Saved data entries

________________

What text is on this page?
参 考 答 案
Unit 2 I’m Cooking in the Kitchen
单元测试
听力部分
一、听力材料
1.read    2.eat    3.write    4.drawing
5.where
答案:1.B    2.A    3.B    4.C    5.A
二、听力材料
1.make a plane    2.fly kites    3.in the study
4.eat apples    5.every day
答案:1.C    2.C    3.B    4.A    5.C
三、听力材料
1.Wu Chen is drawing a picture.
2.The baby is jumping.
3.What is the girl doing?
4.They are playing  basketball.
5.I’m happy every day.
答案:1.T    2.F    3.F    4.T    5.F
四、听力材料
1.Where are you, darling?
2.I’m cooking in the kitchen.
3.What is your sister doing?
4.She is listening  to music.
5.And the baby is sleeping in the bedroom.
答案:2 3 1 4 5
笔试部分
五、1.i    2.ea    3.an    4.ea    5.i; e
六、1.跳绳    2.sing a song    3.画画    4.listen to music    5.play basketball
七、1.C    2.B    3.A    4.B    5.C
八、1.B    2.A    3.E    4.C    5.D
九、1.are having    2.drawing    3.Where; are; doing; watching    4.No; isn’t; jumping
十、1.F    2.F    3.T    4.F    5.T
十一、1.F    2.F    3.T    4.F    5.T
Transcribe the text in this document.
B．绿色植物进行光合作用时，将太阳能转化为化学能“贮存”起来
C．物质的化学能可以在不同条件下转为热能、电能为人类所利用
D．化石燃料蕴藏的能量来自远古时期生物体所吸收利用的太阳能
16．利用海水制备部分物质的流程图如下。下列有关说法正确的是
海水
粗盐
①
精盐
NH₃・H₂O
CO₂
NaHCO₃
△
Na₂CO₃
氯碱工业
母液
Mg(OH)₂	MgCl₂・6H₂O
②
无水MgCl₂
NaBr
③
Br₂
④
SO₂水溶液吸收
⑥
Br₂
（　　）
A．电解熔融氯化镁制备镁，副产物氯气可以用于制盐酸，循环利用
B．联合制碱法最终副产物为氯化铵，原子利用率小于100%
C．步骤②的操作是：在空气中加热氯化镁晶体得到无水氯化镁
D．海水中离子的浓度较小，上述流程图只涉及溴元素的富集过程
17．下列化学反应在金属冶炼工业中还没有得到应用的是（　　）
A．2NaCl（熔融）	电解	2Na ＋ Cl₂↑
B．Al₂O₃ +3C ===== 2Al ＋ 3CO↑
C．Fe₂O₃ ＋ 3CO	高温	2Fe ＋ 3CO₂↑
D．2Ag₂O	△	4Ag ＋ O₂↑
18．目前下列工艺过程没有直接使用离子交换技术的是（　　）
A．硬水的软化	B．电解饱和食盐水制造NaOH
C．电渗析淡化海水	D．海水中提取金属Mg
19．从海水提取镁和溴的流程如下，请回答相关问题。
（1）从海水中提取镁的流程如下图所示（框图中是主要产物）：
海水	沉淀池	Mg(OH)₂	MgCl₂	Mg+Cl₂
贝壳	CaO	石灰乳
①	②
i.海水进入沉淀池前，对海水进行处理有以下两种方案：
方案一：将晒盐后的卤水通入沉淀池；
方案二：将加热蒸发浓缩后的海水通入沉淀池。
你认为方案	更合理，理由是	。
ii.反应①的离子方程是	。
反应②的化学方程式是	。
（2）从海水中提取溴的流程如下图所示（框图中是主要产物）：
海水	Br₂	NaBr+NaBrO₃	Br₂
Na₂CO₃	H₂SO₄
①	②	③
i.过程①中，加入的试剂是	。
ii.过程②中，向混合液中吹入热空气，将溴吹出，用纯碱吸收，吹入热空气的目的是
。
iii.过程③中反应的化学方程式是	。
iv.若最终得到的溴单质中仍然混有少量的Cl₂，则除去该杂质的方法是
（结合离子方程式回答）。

________________

Type out the full listing again, exactly as given.

What text is on this page?
参 考 答 案
Unit 2 I’m Cooking in the Kitchen
单元测试
听力部分
一、听力材料
1.read    2.eat    3.write    4.drawing
5.where
答案:1.B    2.A    3.B    4.C    5.A
二、听力材料
1.make a plane    2.fly kites    3.in the study
4.eat apples    5.every day
答案:1.C    2.C    3.B    4.A    5.C
三、听力材料
1.Wu Chen is drawing a picture.
2.The baby is jumping.
3.What is the girl doing?
4.They are playing  basketball.
5.I’m happy every day.
答案:1.T    2.F    3.F    4.T    5.F
四、听力材料
1.Where are you, darling?
2.I’m cooking in the kitchen.
3.What is your sister doing?
4.She is listening  to music.
5.And the baby is sleeping in the bedroom.
答案:2 3 1 4 5
笔试部分
五、1.i    2.ea    3.an    4.ea    5.i; e
六、1.跳绳    2.sing a song    3.画画    4.listen to music    5.play basketball
七、1.C    2.B    3.A    4.B    5.C
八、1.B    2.A    3.E    4.C    5.D
九、1.are having    2.drawing    3.Where; are; doing; watching    4.No; isn’t; jumping
十、1.F    2.F    3.T    4.F    5.T
十一、1.F    2.F    3.T    4.F    5.T
Transcribe the text in this document.
B．绿色植物进行光合作用时，将太阳能转化为化学能“贮存”起来
C．物质的化学能可以在不同条件下转为热能、电能为人类所利用
D．化石燃料蕴藏的能量来自远古时期生物体所吸收利用的太阳能
16．利用海水制备部分物质的流程图如下。下列有关说法正确的是
海水
粗盐
①
精盐
NH₃・H₂O
CO₂
NaHCO₃
△
Na₂CO₃
氯碱工业
母液
Mg(OH)₂	MgCl₂・6H₂O
②
无水MgCl₂
NaBr
③
Br₂
④
SO₂水溶液吸收
⑥
Br₂
（　　）
A．电解熔融氯化镁制备镁，副产物氯气可以用于制盐酸，循环利用
B．联合制碱法最终副产物为氯化铵，原子利用率小于100%
C．步骤②的操作是：在空气中加热氯化镁晶体得到无水氯化镁
D．海水中离子的浓度较小，上述流程图只涉及溴元素的富集过程
17．下列化学反应在金属冶炼工业中还没有得到应用的是（　　）
A．2NaCl（熔融）	电解	2Na ＋ Cl₂↑
B．Al₂O₃ +3C ===== 2Al ＋ 3CO↑
C．Fe₂O₃ ＋ 3CO	高温	2Fe ＋ 3CO₂↑
D．2Ag₂O	△	4Ag ＋ O₂↑
18．目前下列工艺过程没有直接使用离子交换技术的是（　　）
A．硬水的软化	B．电解饱和食盐水制造NaOH
C．电渗析淡化海水	D．海水中提取金属Mg
19．从海水提取镁和溴的流程如下，请回答相关问题。
（1）从海水中提取镁的流程如下图所示（框图中是主要产物）：
海水	沉淀池	Mg(OH)₂	MgCl₂	Mg+Cl₂
贝壳	CaO	石灰乳
①	②
i.海水进入沉淀池前，对海水进行处理有以下两种方案：
方案一：将晒盐后的卤水通入沉淀池；
方案二：将加热蒸发浓缩后的海水通入沉淀池。
你认为方案	更合理，理由是	。
ii.反应①的离子方程是	。
反应②的化学方程式是	。
（2）从海水中提取溴的流程如下图所示（框图中是主要产物）：
海水	Br₂	NaBr+NaBrO₃	Br₂
Na₂CO₃	H₂SO₄
①	②	③
i.过程①中，加入的试剂是	。
ii.过程②中，向混合液中吹入热空气，将溴吹出，用纯碱吸收，吹入热空气的目的是
。
iii.过程③中反应的化学方程式是	。
iv.若最终得到的溴单质中仍然混有少量的Cl₂，则除去该杂质的方法是
（结合离子方程式回答）。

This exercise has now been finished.